AIM OF THE TASK: Scan the entries below and count the lines holding the string "ylabel". Supply only the number.

Dataset rows about figures:
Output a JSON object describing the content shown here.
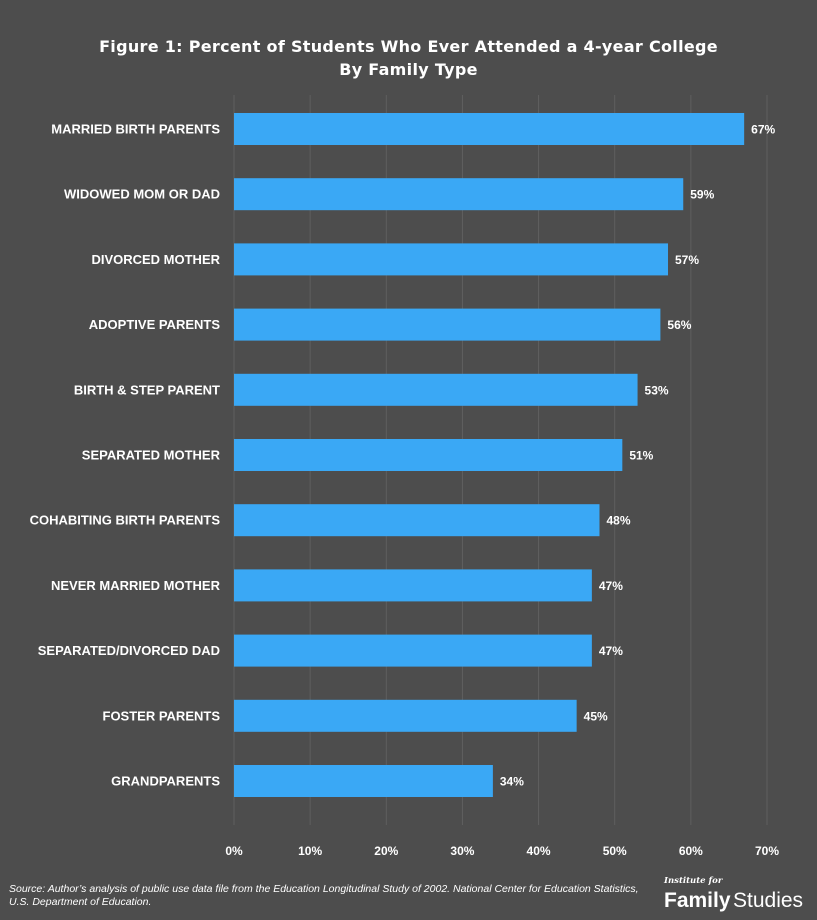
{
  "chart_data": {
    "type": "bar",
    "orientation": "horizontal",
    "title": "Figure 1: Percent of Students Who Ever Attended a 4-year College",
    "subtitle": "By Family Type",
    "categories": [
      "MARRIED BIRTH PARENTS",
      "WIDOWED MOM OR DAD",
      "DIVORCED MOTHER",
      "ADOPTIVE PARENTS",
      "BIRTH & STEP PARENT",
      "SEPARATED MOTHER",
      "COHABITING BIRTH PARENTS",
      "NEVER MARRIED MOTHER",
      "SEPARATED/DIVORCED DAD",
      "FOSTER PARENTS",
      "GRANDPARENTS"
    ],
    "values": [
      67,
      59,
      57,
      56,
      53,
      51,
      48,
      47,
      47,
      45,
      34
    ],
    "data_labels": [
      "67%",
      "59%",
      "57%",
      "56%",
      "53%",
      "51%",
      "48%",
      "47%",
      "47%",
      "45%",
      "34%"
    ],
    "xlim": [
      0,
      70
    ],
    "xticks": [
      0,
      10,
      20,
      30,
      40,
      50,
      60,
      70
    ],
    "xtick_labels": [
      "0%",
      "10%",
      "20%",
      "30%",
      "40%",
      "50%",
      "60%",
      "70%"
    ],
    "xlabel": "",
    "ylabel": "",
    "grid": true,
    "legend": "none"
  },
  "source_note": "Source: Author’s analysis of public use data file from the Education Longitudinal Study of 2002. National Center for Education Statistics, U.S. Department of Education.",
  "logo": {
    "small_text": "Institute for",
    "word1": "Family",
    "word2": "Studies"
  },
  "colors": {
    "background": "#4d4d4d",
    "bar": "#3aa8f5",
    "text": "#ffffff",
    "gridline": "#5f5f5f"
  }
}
==
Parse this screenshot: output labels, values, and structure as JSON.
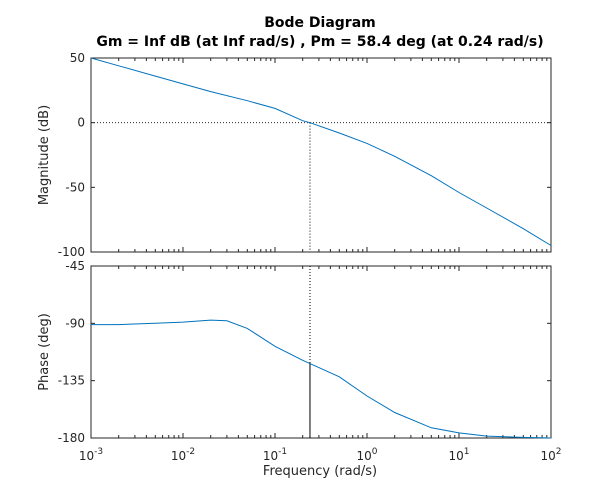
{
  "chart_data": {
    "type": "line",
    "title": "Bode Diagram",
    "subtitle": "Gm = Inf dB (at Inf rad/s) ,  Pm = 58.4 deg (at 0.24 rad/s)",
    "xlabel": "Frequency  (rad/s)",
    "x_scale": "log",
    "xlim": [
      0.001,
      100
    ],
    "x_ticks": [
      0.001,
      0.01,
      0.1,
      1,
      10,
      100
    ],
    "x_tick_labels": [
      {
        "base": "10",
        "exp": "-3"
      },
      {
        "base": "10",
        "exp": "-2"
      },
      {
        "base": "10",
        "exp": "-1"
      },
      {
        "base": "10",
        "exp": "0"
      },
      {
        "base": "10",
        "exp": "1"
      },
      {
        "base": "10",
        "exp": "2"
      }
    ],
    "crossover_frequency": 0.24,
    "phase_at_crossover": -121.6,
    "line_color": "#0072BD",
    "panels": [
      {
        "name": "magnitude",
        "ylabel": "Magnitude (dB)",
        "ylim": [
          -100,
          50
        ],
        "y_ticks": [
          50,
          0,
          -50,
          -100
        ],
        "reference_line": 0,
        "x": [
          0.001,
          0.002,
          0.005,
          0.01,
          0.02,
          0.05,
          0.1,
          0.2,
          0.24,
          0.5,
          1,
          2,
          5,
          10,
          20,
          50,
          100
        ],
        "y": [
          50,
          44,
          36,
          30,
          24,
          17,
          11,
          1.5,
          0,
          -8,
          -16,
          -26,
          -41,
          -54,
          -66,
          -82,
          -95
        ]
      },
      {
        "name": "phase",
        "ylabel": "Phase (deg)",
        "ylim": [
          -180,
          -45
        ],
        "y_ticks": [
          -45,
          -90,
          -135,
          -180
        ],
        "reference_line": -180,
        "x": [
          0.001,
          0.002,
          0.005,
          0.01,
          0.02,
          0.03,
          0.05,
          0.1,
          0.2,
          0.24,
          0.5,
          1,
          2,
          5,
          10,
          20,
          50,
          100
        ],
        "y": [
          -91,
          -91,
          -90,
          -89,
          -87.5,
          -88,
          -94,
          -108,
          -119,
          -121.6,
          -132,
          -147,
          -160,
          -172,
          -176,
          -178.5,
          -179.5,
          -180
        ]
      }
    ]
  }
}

RESPONSE: 3